= WHAT THIS TASK INVOLVES =
Below are some records. Say how many of their lines contain the string "ἔργμα", and give nothing but the number.

Data records
########
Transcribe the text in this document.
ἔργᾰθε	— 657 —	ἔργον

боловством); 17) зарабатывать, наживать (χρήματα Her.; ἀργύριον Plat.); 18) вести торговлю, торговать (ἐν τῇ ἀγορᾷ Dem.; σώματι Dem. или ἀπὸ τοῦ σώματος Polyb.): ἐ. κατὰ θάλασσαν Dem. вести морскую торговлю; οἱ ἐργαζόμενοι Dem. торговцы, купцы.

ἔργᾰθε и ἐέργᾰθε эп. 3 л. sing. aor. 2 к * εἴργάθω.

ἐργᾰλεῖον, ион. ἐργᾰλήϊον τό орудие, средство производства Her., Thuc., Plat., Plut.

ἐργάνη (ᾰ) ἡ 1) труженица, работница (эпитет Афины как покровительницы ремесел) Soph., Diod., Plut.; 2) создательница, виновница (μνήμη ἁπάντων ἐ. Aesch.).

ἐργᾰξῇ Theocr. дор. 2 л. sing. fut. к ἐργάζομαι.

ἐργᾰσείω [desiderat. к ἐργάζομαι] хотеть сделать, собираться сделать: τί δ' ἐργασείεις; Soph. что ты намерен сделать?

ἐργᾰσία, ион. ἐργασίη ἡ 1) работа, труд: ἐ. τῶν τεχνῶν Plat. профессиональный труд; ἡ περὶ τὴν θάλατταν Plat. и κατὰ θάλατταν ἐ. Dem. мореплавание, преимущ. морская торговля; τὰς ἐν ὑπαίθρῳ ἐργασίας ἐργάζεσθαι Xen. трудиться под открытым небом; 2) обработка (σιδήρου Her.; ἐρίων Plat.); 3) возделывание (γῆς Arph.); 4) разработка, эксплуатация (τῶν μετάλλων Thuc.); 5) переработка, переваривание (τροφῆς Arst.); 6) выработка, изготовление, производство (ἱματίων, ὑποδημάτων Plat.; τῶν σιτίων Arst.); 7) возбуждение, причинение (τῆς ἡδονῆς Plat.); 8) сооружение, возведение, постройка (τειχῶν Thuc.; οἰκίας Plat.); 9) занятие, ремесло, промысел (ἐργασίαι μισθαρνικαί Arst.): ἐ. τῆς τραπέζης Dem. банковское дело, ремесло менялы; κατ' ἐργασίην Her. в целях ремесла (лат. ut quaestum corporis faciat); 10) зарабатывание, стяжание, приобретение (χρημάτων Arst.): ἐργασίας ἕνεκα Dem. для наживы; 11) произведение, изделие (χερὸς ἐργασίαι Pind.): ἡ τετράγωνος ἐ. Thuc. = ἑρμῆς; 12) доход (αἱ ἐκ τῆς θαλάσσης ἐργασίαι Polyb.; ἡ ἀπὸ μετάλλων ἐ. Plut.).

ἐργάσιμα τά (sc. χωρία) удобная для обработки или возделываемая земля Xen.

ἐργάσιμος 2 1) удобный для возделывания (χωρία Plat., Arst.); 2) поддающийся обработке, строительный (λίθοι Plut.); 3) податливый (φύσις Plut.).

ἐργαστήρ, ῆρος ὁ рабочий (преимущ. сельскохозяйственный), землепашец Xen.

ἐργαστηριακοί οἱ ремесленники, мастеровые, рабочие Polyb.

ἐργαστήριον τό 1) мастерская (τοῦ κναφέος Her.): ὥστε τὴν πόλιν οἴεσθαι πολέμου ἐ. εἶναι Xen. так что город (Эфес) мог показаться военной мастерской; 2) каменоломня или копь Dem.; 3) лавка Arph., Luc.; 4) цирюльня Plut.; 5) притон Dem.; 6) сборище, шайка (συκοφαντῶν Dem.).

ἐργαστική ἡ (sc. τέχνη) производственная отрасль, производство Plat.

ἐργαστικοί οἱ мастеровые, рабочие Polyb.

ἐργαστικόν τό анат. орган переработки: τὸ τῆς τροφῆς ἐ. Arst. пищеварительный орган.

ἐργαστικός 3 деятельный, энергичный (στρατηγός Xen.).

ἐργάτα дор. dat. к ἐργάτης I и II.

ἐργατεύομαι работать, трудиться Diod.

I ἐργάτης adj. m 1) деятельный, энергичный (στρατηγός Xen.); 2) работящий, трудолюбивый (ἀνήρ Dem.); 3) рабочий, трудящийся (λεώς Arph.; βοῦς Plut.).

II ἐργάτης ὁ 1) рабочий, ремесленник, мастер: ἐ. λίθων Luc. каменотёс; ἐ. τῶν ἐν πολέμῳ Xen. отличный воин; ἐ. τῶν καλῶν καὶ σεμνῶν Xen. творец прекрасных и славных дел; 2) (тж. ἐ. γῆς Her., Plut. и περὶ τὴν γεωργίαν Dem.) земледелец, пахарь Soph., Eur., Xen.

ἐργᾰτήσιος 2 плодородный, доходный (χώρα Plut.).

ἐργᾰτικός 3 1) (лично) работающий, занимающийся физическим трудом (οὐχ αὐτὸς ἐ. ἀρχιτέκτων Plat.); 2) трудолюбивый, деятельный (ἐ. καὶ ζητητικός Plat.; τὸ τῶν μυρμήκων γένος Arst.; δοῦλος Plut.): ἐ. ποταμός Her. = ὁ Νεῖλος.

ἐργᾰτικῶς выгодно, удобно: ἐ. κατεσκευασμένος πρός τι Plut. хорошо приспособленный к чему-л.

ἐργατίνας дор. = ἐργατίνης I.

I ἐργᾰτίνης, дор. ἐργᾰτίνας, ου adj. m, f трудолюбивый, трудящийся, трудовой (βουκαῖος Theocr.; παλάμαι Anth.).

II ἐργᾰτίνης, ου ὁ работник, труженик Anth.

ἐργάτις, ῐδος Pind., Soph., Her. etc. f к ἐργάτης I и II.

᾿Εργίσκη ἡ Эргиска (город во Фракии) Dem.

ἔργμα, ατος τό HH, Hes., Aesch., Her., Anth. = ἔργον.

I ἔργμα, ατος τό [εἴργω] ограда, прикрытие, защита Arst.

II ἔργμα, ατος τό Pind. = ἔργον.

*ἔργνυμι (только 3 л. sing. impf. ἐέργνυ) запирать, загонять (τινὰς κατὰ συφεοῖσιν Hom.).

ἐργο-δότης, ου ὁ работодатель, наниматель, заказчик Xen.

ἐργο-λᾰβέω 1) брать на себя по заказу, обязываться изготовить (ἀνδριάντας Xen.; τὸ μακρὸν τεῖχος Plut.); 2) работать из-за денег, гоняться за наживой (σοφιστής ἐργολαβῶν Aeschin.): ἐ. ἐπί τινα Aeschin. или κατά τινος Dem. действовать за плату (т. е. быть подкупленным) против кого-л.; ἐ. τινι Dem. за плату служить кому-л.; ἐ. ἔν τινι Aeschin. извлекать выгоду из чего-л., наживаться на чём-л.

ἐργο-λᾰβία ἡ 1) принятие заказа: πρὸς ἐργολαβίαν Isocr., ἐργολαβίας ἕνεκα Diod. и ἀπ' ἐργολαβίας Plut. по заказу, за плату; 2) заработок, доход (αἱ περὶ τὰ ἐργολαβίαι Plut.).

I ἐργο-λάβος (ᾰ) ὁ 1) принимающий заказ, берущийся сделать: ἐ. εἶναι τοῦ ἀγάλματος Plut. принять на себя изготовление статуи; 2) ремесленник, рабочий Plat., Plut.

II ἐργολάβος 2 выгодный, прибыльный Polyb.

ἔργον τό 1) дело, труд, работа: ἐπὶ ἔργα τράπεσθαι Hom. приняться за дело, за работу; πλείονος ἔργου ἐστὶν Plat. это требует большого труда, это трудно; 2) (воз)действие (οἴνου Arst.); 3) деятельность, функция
########
= WRITTEN SOLUTION =
3